[Collection entries]
------------------------------------------------------------

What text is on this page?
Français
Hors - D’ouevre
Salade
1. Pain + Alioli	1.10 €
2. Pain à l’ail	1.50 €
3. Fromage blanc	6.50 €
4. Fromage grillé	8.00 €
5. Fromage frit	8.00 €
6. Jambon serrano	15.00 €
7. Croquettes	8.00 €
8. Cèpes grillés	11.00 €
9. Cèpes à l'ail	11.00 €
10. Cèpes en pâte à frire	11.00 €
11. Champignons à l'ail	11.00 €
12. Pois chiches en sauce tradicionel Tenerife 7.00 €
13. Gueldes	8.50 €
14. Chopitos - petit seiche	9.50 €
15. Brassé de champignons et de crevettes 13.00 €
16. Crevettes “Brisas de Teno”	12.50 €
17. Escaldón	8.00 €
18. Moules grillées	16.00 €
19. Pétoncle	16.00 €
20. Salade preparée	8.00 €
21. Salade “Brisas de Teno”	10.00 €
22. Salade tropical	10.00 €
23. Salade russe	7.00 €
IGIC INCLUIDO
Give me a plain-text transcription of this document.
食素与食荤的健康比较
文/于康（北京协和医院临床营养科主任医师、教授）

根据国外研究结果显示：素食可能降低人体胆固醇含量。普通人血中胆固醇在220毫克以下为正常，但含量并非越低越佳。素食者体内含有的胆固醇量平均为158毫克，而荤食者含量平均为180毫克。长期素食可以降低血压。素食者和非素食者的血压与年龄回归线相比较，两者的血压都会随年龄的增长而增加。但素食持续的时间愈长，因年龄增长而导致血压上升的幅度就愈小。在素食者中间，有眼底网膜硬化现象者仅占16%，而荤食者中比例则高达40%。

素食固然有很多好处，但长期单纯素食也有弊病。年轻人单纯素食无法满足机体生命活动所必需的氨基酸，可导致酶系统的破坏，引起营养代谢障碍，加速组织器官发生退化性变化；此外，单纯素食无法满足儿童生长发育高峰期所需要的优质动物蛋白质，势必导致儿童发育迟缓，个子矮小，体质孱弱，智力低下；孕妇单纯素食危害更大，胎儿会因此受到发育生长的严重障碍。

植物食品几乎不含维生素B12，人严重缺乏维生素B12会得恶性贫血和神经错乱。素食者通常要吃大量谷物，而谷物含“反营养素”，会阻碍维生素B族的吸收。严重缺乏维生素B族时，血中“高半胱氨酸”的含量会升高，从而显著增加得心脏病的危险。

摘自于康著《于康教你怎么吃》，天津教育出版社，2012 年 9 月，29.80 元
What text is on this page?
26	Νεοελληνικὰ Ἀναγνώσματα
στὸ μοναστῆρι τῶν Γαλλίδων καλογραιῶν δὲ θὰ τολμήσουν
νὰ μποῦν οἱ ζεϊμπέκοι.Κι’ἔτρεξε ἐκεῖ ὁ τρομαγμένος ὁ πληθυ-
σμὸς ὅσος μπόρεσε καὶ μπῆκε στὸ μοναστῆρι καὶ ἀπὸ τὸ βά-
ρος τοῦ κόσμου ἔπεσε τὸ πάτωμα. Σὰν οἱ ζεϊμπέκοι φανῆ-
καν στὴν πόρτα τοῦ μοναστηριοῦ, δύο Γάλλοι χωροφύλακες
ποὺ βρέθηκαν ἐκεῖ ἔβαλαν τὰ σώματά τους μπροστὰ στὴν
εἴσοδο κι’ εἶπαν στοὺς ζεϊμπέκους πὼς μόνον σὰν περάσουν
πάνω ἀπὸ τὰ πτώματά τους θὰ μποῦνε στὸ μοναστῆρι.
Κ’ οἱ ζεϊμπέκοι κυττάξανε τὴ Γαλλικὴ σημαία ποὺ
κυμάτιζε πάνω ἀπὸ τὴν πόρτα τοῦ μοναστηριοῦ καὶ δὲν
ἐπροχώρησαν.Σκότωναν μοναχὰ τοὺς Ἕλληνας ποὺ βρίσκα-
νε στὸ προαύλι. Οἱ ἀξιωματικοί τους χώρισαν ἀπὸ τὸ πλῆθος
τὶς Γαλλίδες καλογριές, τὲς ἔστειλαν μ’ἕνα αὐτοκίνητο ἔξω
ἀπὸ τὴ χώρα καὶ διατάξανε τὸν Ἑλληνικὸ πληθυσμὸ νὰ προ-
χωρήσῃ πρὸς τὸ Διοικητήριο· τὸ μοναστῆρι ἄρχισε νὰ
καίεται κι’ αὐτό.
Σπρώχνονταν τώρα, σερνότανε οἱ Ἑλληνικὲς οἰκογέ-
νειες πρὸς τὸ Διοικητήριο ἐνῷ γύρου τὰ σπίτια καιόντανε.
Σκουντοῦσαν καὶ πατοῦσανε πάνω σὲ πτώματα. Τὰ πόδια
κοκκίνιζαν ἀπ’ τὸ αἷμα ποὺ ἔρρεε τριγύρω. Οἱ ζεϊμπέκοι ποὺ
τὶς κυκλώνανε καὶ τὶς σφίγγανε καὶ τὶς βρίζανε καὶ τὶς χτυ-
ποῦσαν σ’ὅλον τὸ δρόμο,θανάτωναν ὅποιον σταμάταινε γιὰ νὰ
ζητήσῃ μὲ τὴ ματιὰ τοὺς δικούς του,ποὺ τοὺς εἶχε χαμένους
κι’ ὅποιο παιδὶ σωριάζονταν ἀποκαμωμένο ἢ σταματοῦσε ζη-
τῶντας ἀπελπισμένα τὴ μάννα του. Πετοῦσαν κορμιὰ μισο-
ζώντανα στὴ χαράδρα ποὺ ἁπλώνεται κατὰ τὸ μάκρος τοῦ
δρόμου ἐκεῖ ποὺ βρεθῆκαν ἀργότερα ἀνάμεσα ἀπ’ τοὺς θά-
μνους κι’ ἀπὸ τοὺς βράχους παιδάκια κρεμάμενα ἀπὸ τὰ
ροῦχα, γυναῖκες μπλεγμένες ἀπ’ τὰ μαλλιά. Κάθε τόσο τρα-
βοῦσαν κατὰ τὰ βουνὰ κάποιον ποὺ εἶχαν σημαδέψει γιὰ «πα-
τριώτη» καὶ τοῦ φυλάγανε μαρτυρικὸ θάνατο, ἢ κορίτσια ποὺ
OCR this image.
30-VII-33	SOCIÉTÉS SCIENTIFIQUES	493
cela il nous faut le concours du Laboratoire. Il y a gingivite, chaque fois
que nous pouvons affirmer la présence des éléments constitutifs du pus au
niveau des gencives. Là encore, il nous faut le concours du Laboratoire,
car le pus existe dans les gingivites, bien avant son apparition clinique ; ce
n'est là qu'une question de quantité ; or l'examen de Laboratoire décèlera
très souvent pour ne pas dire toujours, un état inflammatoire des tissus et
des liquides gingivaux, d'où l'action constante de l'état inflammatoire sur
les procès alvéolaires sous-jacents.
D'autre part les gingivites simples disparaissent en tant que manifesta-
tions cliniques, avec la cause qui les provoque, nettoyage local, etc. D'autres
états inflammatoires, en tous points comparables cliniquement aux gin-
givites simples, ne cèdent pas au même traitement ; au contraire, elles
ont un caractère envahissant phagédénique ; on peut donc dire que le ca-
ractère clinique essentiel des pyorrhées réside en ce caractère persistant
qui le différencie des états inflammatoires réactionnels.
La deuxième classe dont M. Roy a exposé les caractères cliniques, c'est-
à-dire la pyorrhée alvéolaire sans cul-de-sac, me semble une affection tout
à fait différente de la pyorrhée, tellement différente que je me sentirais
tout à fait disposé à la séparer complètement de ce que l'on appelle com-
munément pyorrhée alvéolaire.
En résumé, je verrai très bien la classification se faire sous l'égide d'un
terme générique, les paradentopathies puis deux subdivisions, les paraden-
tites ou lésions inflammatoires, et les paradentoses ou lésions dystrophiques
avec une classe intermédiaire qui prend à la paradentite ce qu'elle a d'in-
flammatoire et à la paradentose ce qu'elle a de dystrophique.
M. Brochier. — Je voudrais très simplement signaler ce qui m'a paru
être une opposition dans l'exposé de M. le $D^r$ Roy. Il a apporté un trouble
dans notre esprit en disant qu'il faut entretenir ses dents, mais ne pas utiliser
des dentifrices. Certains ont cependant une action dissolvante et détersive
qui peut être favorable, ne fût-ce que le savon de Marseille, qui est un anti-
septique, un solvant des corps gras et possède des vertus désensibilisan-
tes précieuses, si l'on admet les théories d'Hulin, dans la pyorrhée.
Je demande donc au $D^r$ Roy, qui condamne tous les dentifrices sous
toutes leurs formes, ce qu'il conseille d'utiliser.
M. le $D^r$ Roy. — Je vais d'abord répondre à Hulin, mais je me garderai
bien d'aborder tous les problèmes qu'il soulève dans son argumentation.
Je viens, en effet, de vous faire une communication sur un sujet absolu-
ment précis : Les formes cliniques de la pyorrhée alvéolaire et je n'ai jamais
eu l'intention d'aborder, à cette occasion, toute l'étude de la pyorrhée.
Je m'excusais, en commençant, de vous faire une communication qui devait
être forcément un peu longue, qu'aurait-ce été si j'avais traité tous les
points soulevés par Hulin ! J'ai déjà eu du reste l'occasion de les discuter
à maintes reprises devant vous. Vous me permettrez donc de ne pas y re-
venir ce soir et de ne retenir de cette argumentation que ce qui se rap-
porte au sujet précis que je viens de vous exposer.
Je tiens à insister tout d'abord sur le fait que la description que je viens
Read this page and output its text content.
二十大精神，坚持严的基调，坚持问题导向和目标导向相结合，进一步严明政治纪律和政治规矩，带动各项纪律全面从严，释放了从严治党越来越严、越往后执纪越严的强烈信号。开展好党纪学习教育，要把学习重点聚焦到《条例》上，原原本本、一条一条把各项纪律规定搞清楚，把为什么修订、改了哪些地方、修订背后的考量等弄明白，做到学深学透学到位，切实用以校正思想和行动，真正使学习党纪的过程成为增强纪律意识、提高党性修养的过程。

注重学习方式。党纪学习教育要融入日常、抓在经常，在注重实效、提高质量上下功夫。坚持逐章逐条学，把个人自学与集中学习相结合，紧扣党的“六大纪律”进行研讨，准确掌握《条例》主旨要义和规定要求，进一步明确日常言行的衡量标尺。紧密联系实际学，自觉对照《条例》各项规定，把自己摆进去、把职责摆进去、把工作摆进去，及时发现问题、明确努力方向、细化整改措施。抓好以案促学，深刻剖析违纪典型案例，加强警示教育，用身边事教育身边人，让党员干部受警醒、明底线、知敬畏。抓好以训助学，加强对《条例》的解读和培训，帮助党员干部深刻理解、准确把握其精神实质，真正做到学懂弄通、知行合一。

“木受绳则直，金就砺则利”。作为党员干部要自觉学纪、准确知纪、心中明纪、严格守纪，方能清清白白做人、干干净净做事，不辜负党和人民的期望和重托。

------------------------------------------------------------

__BRIEF__: Take each line containing the string "Διοικητήριο" and copy it out.

__RESPONSE__:
χωρήσῃ πρὸς τὸ Διοικητήριο· τὸ μοναστῆρι ἄρχισε νὰ
νειες πρὸς τὸ Διοικητήριο ἐνῷ γύρου τὰ σπίτια καιόντανε.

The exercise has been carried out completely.